** Enunciado **
Selecciona cada línea de las entradas que contenga la cadena "jewel", distinguiendo entre mayúsculas y minúsculas.

** Entradas guardadas **
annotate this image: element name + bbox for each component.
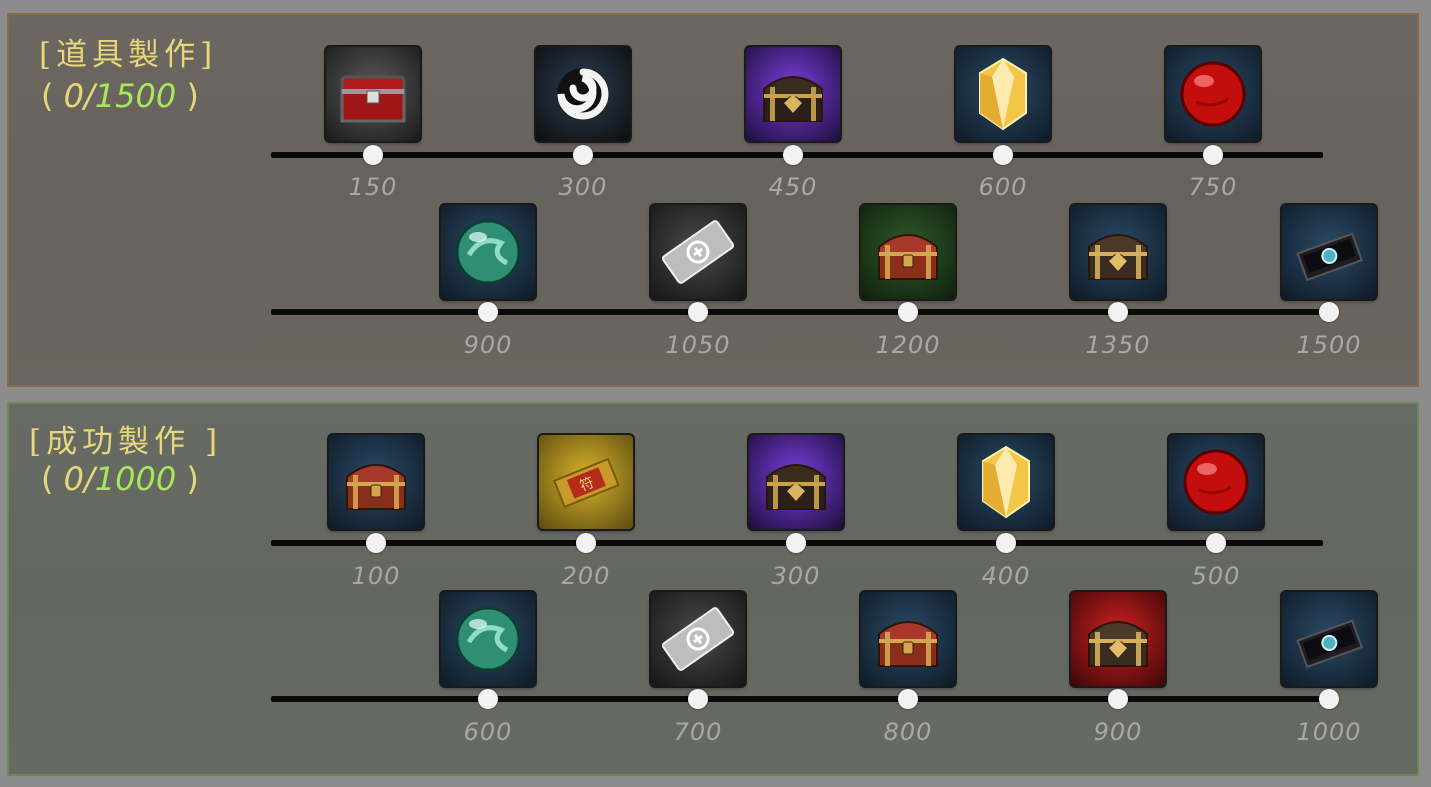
success-craft-reward-900[interactable] xyxy=(1071,592,1165,686)
item-craft-threshold-label: 750 xyxy=(1188,173,1238,201)
item-craft-panel: [道具製作] ( 0/1500 ) 150 300 450 600 750 90 xyxy=(7,13,1419,387)
item-craft-milestone-node xyxy=(478,302,498,322)
gold-talisman-icon: 符 xyxy=(539,435,633,529)
success-craft-threshold-label: 600 xyxy=(463,718,513,746)
success-craft-threshold-label: 700 xyxy=(673,718,723,746)
item-craft-reward-900[interactable] xyxy=(441,205,535,299)
item-craft-reward-600[interactable] xyxy=(956,47,1050,141)
item-craft-threshold-label: 1350 xyxy=(1085,331,1151,359)
success-craft-reward-600[interactable] xyxy=(441,592,535,686)
success-craft-milestone-node xyxy=(898,689,918,709)
item-craft-milestone-node xyxy=(993,145,1013,165)
item-craft-threshold-label: 1500 xyxy=(1296,331,1362,359)
gold-crystal-icon xyxy=(959,435,1053,529)
item-craft-threshold-label: 900 xyxy=(463,331,513,359)
gold-crystal-icon xyxy=(956,47,1050,141)
item-craft-milestone-node xyxy=(688,302,708,322)
success-craft-reward-1000[interactable] xyxy=(1282,592,1376,686)
success-craft-progress: ( 0/1000 ) xyxy=(41,460,199,498)
item-craft-progress-total: 1500 xyxy=(94,77,177,115)
item-craft-reward-750[interactable] xyxy=(1166,47,1260,141)
success-craft-threshold-label: 500 xyxy=(1191,562,1241,590)
item-craft-progress: ( 0/1500 ) xyxy=(41,77,199,115)
jewel-box-icon xyxy=(1282,592,1376,686)
success-craft-reward-100[interactable] xyxy=(329,435,423,529)
wooden-chest-green-icon xyxy=(861,205,955,299)
success-craft-milestone-node xyxy=(478,689,498,709)
jade-orb-icon xyxy=(441,205,535,299)
wooden-chest-icon xyxy=(861,592,955,686)
success-craft-threshold-label: 300 xyxy=(771,562,821,590)
item-craft-milestone-node xyxy=(363,145,383,165)
item-craft-milestone-node xyxy=(1319,302,1339,322)
success-craft-milestone-node xyxy=(996,533,1016,553)
red-orb-icon xyxy=(1169,435,1263,529)
item-craft-reward-300[interactable] xyxy=(536,47,630,141)
success-craft-threshold-label: 100 xyxy=(351,562,401,590)
wooden-chest-icon xyxy=(329,435,423,529)
item-craft-reward-150[interactable] xyxy=(326,47,420,141)
red-chest-icon xyxy=(326,47,420,141)
success-craft-milestone-node xyxy=(1108,689,1128,709)
item-craft-track-row2 xyxy=(271,309,1323,315)
item-craft-reward-450[interactable] xyxy=(746,47,840,141)
purple-ornate-chest-icon xyxy=(749,435,843,529)
item-craft-reward-1200[interactable] xyxy=(861,205,955,299)
success-craft-track-row2 xyxy=(271,696,1323,702)
success-craft-title: [成功製作 ] xyxy=(29,424,223,460)
item-craft-milestone-node xyxy=(1108,302,1128,322)
item-craft-title: [道具製作] xyxy=(39,37,218,73)
item-craft-milestone-node xyxy=(898,302,918,322)
jade-orb-icon xyxy=(441,592,535,686)
item-craft-threshold-label: 300 xyxy=(558,173,608,201)
item-craft-threshold-label: 600 xyxy=(978,173,1028,201)
success-craft-reward-700[interactable] xyxy=(651,592,745,686)
silver-ticket-icon xyxy=(651,205,745,299)
item-craft-reward-1050[interactable] xyxy=(651,205,745,299)
silver-ticket-icon xyxy=(651,592,745,686)
success-craft-threshold-label: 900 xyxy=(1093,718,1143,746)
ornate-chest-icon xyxy=(1071,205,1165,299)
success-craft-progress-total: 1000 xyxy=(94,460,177,498)
success-craft-milestone-node xyxy=(1206,533,1226,553)
success-craft-milestone-node xyxy=(688,689,708,709)
item-craft-reward-1350[interactable] xyxy=(1071,205,1165,299)
item-craft-milestone-node xyxy=(1203,145,1223,165)
item-craft-threshold-label: 1050 xyxy=(665,331,731,359)
item-craft-threshold-label: 450 xyxy=(768,173,818,201)
item-craft-milestone-node xyxy=(573,145,593,165)
success-craft-threshold-label: 800 xyxy=(883,718,933,746)
success-craft-threshold-label: 1000 xyxy=(1296,718,1362,746)
jewel-box-icon xyxy=(1282,205,1376,299)
success-craft-threshold-label: 200 xyxy=(561,562,611,590)
success-craft-milestone-node xyxy=(576,533,596,553)
item-craft-progress-current: 0 xyxy=(63,77,85,115)
purple-ornate-chest-icon xyxy=(746,47,840,141)
success-craft-milestone-node xyxy=(366,533,386,553)
success-craft-threshold-label: 400 xyxy=(981,562,1031,590)
success-craft-reward-400[interactable] xyxy=(959,435,1053,529)
success-craft-progress-current: 0 xyxy=(63,460,85,498)
success-craft-panel: [成功製作 ] ( 0/1000 ) 100 符 200 300 400 500… xyxy=(7,402,1419,776)
success-craft-reward-800[interactable] xyxy=(861,592,955,686)
success-craft-reward-500[interactable] xyxy=(1169,435,1263,529)
success-craft-reward-300[interactable] xyxy=(749,435,843,529)
red-ornate-chest-icon xyxy=(1071,592,1165,686)
red-orb-icon xyxy=(1166,47,1260,141)
success-craft-milestone-node xyxy=(1319,689,1339,709)
success-craft-reward-200[interactable]: 符 xyxy=(539,435,633,529)
item-craft-reward-1500[interactable] xyxy=(1282,205,1376,299)
item-craft-milestone-node xyxy=(783,145,803,165)
white-swirl-icon xyxy=(536,47,630,141)
success-craft-milestone-node xyxy=(786,533,806,553)
item-craft-threshold-label: 150 xyxy=(348,173,398,201)
item-craft-threshold-label: 1200 xyxy=(875,331,941,359)
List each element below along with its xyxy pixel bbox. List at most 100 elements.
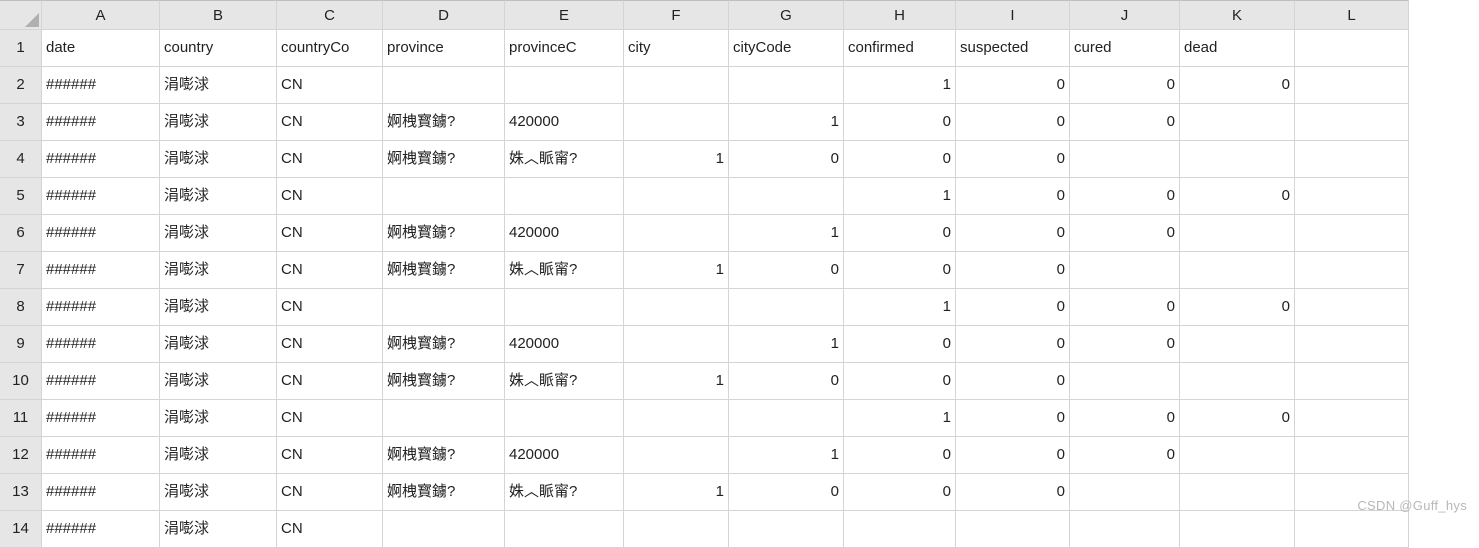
data-cell[interactable]: 0 — [844, 474, 956, 511]
data-cell[interactable]: 1 — [844, 400, 956, 437]
data-cell[interactable]: CN — [277, 215, 383, 252]
data-cell[interactable]: 0 — [956, 326, 1070, 363]
data-cell[interactable]: 0 — [1180, 67, 1295, 104]
data-cell[interactable] — [1295, 289, 1409, 326]
data-cell[interactable] — [505, 67, 624, 104]
data-cell[interactable]: CN — [277, 104, 383, 141]
data-cell[interactable]: 1 — [729, 215, 844, 252]
data-cell[interactable]: 1 — [844, 67, 956, 104]
data-cell[interactable]: ###### — [42, 141, 160, 178]
row-header[interactable]: 3 — [0, 104, 42, 141]
data-cell[interactable] — [1180, 511, 1295, 548]
data-cell[interactable]: ###### — [42, 363, 160, 400]
data-cell[interactable] — [1295, 67, 1409, 104]
column-header-A[interactable]: A — [42, 0, 160, 30]
row-header[interactable]: 14 — [0, 511, 42, 548]
data-cell[interactable]: 婀栧寳鐪? — [383, 104, 505, 141]
data-cell[interactable] — [1295, 363, 1409, 400]
data-cell[interactable]: 涓嘭浗 — [160, 326, 277, 363]
data-cell[interactable]: 0 — [1070, 400, 1180, 437]
data-cell[interactable]: 涓嘭浗 — [160, 511, 277, 548]
header-cell[interactable]: country — [160, 30, 277, 67]
data-cell[interactable]: 0 — [1180, 400, 1295, 437]
column-header-G[interactable]: G — [729, 0, 844, 30]
data-cell[interactable]: CN — [277, 67, 383, 104]
data-cell[interactable]: CN — [277, 437, 383, 474]
data-cell[interactable] — [1070, 511, 1180, 548]
data-cell[interactable]: CN — [277, 252, 383, 289]
data-cell[interactable]: 420000 — [505, 437, 624, 474]
data-cell[interactable]: 0 — [844, 363, 956, 400]
data-cell[interactable] — [505, 178, 624, 215]
data-cell[interactable]: 0 — [729, 252, 844, 289]
data-cell[interactable]: 0 — [729, 474, 844, 511]
data-cell[interactable]: 0 — [956, 400, 1070, 437]
column-header-C[interactable]: C — [277, 0, 383, 30]
data-cell[interactable]: 1 — [844, 289, 956, 326]
header-cell[interactable]: dead — [1180, 30, 1295, 67]
row-header[interactable]: 5 — [0, 178, 42, 215]
data-cell[interactable]: 婀栧寳鐪? — [383, 437, 505, 474]
data-cell[interactable] — [1180, 215, 1295, 252]
data-cell[interactable]: 涓嘭浗 — [160, 289, 277, 326]
data-cell[interactable]: 涓嘭浗 — [160, 104, 277, 141]
header-cell[interactable] — [1295, 30, 1409, 67]
column-header-D[interactable]: D — [383, 0, 505, 30]
row-header[interactable]: 11 — [0, 400, 42, 437]
data-cell[interactable]: 姝︿眽甯? — [505, 141, 624, 178]
data-cell[interactable] — [624, 104, 729, 141]
row-header[interactable]: 1 — [0, 30, 42, 67]
data-cell[interactable]: 1 — [624, 474, 729, 511]
data-cell[interactable] — [1070, 363, 1180, 400]
data-cell[interactable]: ###### — [42, 437, 160, 474]
data-cell[interactable]: 1 — [624, 363, 729, 400]
data-cell[interactable]: 姝︿眽甯? — [505, 363, 624, 400]
data-cell[interactable]: 0 — [1070, 215, 1180, 252]
data-cell[interactable]: 0 — [956, 252, 1070, 289]
data-cell[interactable]: CN — [277, 141, 383, 178]
data-cell[interactable] — [844, 511, 956, 548]
header-cell[interactable]: countryCo — [277, 30, 383, 67]
data-cell[interactable]: 涓嘭浗 — [160, 252, 277, 289]
data-cell[interactable]: 姝︿眽甯? — [505, 474, 624, 511]
data-cell[interactable]: 0 — [1180, 178, 1295, 215]
data-cell[interactable] — [1295, 178, 1409, 215]
data-cell[interactable]: 1 — [729, 437, 844, 474]
data-cell[interactable]: ###### — [42, 400, 160, 437]
data-cell[interactable]: ###### — [42, 215, 160, 252]
header-cell[interactable]: cured — [1070, 30, 1180, 67]
header-cell[interactable]: city — [624, 30, 729, 67]
data-cell[interactable] — [1295, 141, 1409, 178]
data-cell[interactable] — [1070, 474, 1180, 511]
data-cell[interactable] — [956, 511, 1070, 548]
data-cell[interactable]: CN — [277, 400, 383, 437]
data-cell[interactable] — [624, 67, 729, 104]
data-cell[interactable] — [729, 400, 844, 437]
data-cell[interactable] — [729, 178, 844, 215]
data-cell[interactable] — [624, 178, 729, 215]
data-cell[interactable] — [624, 289, 729, 326]
row-header[interactable]: 7 — [0, 252, 42, 289]
row-header[interactable]: 12 — [0, 437, 42, 474]
column-header-E[interactable]: E — [505, 0, 624, 30]
row-header[interactable]: 10 — [0, 363, 42, 400]
data-cell[interactable]: 涓嘭浗 — [160, 178, 277, 215]
data-cell[interactable]: 涓嘭浗 — [160, 363, 277, 400]
data-cell[interactable]: ###### — [42, 326, 160, 363]
data-cell[interactable] — [383, 511, 505, 548]
data-cell[interactable] — [1180, 104, 1295, 141]
data-cell[interactable] — [383, 289, 505, 326]
data-cell[interactable] — [729, 289, 844, 326]
select-all-corner[interactable] — [0, 0, 42, 30]
data-cell[interactable]: 0 — [729, 363, 844, 400]
data-cell[interactable] — [1180, 252, 1295, 289]
data-cell[interactable]: 婀栧寳鐪? — [383, 363, 505, 400]
data-cell[interactable]: 0 — [1070, 289, 1180, 326]
data-cell[interactable] — [383, 178, 505, 215]
data-cell[interactable]: 婀栧寳鐪? — [383, 215, 505, 252]
data-cell[interactable] — [624, 437, 729, 474]
data-cell[interactable]: CN — [277, 178, 383, 215]
data-cell[interactable]: 0 — [844, 215, 956, 252]
header-cell[interactable]: province — [383, 30, 505, 67]
data-cell[interactable]: ###### — [42, 511, 160, 548]
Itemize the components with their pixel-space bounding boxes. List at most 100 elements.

** Respuesta **
jewel-box-icon xyxy=(1282,592,1376,686)
jewel-box-icon xyxy=(1282,205,1376,299)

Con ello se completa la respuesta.